Trecho do texto =
------------------------------
Edson Ronaldo Nascimento
Economista
1. Previdência Social e Previdência Complementar no Setor Público Brasileiro
A situação financeira da Previdência Social no Brasil, com dados de 2016, apresenta-se distribuída na forma a seguir:
a) Regime Geral de Previdência Social (RGPS): déficit de R$ 150 bilhões, atendendo 34 milhões de aposentadorias e pensões (déficit per capita de R$ 4.400,00).
b) Regime de Previdência Social dos Militares na União (RPSM): déficit de R$ 35 bilhões e um atendimento de 296 mil beneficiários (déficit per capita de R$ 118.000,00).
c) Regime Próprio de Previdência Social dos Servidores Públicos Civis da União (RPPS): déficit de R$ 42 bilhões, com 800 mil beneficiários (déficit per capita de R$ 52.000,00).
d) Regime Próprio de Previdência Social de Estados e Municípios: déficit de R$ 90 bilhões (basicamente nos Estados), com atendimento de cerca de 3 milhões de beneficiários (déficit per capita de R$ 30.000,00).
e) Regime de Previdência Complementar do Setor Público (União, Estados, Municípios): patrimônio de R$ 1,5 bilhões, aproximadamente, com 75 mil participantes.
Observa-se que o déficit analisado de forma individualizada aponta a previdência dos militares como maior gargalo do sistema. Já o valor médio das aposentadorias no Setor Público Federal em 2016, importava nos valores a seguir:
Origem | Valor Médio da Aposentadoria |
Aposentadoria pelo INSS | R$ 1.300,00 |
Poder Executivo (união) | R$ 7.700,00 |
Poder Judiciário (união) | R$ 25.000,00 |
Poder Legislativo (união) | R$ 27.000,00 |
Observa-se que, além de ineficiente, considerando o déficit de R$ 317 bilhões em 2016 no setor público consolidado, a Previdência Social no Brasil, tem muito pouco de social, se considerarmos a grande diferença na distribuição de renda que ocorre por meio das aposentadorias no setor público e no regime geral.
------------------------------
Linhas de dados =
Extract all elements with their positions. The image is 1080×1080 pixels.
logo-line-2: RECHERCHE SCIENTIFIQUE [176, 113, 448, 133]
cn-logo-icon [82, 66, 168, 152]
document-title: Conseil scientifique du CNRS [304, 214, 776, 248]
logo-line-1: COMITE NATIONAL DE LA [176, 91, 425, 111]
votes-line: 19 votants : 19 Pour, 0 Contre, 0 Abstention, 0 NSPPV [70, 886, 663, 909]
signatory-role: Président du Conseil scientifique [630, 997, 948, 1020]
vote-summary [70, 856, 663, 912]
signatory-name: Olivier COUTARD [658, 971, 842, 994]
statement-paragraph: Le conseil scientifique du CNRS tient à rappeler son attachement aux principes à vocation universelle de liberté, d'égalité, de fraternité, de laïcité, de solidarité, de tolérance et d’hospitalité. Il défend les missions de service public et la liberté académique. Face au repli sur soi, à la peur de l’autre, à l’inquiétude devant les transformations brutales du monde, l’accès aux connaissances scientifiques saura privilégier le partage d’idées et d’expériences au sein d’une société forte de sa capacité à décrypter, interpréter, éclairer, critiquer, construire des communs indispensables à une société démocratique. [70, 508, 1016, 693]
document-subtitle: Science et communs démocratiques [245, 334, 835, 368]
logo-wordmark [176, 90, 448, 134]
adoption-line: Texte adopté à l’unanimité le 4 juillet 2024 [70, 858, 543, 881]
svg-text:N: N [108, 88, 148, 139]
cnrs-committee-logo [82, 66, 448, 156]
------------------------------
Enunciado da tarefa =
Repita, sem alterações, tudo o que vai de "e) Regime de" até "75 mil participantes." no texto sobre a Previdência Social no Brasil. As linhas formam um material à parte, sem relação com o texto.

Resposta ao exercício =
e) Regime de Previdência Complementar do Setor Público (União, Estados, Municípios): patrimônio de R$ 1,5 bilhões, aproximadamente, com 75 mil participantes.